-- ROWS --
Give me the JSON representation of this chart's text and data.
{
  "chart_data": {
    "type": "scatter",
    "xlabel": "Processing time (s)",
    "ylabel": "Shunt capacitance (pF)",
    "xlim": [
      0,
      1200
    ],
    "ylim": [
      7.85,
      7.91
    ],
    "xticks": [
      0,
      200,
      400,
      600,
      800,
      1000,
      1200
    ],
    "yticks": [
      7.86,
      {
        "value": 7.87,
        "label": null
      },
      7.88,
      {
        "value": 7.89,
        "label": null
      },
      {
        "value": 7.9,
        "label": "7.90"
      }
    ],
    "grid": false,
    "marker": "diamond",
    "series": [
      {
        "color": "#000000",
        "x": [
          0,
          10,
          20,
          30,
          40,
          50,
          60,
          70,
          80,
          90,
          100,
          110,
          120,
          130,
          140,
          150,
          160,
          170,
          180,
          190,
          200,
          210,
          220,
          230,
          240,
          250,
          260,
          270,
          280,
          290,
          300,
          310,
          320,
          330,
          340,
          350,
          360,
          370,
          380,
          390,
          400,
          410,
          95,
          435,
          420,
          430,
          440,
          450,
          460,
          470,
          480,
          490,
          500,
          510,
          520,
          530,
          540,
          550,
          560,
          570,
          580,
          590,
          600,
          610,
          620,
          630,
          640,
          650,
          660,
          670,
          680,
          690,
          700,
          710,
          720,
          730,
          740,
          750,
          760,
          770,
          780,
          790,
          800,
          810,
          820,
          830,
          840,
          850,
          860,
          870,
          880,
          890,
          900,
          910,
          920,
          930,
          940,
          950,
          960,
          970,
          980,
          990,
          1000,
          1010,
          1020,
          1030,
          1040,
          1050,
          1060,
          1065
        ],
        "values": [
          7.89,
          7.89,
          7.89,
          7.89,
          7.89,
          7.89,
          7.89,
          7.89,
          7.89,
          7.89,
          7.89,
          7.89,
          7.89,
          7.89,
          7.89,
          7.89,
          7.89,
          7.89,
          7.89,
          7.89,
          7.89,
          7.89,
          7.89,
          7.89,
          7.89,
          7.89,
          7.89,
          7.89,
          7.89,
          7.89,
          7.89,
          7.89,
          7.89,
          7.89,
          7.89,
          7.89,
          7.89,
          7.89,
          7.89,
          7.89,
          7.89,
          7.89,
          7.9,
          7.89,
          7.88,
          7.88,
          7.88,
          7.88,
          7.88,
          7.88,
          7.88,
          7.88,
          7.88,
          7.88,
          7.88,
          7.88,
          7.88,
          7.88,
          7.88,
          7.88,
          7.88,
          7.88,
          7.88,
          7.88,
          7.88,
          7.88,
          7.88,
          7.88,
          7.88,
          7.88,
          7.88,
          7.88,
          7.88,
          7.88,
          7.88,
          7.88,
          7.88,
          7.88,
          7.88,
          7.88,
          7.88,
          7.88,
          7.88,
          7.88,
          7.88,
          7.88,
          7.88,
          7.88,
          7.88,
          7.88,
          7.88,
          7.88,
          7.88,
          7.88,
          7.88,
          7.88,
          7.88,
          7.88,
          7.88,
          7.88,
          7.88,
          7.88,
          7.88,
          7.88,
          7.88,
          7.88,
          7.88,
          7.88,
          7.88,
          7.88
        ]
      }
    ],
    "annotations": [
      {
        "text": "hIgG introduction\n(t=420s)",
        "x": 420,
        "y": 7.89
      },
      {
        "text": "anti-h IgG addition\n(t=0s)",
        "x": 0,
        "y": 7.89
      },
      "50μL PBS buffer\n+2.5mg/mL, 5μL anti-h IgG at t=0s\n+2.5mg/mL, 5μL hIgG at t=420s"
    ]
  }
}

-- EXERCISE --
Collect the complete line wherever the string "text" appears in the records.

-- COMPLETE RESPONSE --
Give me the JSON representation of this chart's text and data.
        "text": "hIgG introduction\n(t=420s)",
        "text": "anti-h IgG addition\n(t=0s)",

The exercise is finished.